-- start --

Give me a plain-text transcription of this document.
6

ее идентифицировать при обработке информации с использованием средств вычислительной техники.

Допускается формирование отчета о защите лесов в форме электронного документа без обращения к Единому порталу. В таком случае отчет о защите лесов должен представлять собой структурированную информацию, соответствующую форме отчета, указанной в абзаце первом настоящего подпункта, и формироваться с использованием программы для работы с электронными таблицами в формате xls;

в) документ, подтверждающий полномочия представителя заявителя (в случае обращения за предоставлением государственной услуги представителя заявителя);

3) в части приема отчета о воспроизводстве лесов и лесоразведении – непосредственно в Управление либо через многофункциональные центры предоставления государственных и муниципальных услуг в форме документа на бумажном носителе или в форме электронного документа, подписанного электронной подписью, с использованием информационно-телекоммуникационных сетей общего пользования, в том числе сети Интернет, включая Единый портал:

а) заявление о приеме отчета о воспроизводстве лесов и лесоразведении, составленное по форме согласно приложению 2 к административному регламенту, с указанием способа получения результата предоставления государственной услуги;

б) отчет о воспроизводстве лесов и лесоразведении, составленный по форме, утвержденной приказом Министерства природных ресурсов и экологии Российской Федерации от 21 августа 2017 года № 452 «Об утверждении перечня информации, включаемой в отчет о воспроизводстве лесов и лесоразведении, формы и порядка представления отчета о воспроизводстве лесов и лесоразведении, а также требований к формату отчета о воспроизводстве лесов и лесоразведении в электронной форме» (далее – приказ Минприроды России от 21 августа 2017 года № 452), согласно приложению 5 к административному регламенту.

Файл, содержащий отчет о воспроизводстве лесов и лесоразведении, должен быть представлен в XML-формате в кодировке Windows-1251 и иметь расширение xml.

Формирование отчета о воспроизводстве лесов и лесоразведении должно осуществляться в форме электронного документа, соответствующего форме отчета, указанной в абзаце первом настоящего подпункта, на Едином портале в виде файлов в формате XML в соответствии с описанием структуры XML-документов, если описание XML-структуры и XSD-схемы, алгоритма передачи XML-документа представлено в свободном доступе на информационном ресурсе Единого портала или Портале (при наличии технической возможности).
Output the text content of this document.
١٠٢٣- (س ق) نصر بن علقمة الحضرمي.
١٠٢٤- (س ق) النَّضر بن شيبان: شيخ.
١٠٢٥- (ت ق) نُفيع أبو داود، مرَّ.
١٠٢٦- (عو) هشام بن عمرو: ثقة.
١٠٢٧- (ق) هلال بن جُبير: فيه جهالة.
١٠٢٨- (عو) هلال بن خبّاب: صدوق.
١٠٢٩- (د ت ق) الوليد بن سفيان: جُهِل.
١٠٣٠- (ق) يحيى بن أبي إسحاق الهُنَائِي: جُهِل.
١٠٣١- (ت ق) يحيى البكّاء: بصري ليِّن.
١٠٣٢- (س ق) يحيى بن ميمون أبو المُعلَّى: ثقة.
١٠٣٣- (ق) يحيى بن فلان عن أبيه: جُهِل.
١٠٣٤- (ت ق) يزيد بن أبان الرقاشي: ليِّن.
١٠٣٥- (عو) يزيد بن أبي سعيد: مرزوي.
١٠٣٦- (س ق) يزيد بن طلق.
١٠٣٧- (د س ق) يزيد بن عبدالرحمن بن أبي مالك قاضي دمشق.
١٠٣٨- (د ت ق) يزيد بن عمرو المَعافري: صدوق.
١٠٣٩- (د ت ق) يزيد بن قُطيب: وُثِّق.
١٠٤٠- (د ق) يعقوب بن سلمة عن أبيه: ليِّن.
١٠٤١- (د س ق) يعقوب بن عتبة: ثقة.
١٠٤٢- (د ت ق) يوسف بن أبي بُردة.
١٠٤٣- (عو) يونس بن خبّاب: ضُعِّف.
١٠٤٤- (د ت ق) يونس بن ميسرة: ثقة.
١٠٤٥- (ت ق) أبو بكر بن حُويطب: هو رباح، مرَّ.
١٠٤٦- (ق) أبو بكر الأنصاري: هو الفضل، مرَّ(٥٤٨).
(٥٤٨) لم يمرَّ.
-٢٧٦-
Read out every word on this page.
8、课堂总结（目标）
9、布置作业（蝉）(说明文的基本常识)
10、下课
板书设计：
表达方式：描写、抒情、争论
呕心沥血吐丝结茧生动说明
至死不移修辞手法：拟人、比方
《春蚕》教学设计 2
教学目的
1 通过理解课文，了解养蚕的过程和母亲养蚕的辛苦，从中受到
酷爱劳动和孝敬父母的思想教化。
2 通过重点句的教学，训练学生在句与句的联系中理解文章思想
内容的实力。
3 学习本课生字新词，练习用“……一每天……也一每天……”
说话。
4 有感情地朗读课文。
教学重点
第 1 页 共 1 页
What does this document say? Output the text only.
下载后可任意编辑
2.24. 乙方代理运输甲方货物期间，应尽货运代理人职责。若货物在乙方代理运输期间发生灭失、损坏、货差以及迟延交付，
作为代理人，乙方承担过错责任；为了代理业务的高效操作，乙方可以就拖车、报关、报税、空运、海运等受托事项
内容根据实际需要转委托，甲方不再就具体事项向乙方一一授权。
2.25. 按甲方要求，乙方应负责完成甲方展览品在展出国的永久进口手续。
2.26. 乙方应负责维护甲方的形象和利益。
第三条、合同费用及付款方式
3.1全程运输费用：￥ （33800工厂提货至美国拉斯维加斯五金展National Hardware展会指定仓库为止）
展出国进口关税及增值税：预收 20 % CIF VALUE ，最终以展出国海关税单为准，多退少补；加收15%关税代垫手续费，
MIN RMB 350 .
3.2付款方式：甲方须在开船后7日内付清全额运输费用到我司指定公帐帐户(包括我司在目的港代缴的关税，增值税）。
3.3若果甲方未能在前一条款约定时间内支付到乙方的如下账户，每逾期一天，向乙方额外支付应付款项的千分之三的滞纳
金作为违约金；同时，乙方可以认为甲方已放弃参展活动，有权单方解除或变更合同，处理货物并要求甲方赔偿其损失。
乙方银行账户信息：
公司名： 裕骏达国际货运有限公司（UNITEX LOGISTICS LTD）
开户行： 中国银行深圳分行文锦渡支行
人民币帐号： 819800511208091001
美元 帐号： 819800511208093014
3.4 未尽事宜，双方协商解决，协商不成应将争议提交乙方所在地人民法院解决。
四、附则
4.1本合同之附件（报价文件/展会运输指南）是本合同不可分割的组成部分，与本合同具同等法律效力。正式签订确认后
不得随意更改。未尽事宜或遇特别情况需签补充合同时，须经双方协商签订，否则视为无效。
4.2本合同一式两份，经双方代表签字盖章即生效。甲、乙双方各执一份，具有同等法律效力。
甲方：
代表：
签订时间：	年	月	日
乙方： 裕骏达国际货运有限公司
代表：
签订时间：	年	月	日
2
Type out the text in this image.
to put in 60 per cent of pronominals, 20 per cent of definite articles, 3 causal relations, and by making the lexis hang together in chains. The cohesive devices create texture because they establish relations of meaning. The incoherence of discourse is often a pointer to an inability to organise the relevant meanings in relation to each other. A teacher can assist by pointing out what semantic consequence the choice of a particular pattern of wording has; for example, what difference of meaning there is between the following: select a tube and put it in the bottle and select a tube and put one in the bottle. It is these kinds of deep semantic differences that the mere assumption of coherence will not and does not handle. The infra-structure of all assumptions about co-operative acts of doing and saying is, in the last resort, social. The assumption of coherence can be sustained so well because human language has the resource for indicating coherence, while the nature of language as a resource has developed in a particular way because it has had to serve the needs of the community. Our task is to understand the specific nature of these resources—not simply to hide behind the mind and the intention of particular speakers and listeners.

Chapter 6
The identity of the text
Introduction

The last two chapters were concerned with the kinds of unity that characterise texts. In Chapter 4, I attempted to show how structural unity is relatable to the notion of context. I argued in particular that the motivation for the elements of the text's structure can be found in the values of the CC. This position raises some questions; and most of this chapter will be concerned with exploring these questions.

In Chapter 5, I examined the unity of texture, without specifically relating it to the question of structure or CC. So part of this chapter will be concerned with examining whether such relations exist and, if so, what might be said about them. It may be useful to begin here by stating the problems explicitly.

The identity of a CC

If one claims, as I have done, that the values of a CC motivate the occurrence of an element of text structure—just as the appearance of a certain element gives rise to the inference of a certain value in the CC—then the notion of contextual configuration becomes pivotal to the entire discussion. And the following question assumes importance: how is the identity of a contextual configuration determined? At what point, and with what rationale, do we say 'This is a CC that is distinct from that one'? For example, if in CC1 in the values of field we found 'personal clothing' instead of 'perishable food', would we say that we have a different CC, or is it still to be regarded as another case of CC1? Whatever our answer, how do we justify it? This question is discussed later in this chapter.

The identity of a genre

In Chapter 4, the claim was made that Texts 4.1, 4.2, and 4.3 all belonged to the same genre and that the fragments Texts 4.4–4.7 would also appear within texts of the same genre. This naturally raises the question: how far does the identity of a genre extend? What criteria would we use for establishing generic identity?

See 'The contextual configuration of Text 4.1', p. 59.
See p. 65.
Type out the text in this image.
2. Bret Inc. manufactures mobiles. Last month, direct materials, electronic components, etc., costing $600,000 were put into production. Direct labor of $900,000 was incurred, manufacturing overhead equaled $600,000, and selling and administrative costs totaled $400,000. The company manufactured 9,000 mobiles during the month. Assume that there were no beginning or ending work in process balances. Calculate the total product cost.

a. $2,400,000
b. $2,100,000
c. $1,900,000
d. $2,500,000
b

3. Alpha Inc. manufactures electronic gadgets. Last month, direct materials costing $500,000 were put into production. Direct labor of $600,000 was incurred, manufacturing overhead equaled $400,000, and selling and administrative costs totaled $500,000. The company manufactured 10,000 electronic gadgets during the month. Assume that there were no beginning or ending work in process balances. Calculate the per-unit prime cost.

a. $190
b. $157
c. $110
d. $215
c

-- end --

**The request**
Wherever a line in the data above holds "أبيه", copy that line.

**Solution for this exercise**
١٠٣٣- (ق) يحيى بن فلان عن أبيه: جُهِل.
١٠٤٠- (د ق) يعقوب بن سلمة عن أبيه: ليِّن.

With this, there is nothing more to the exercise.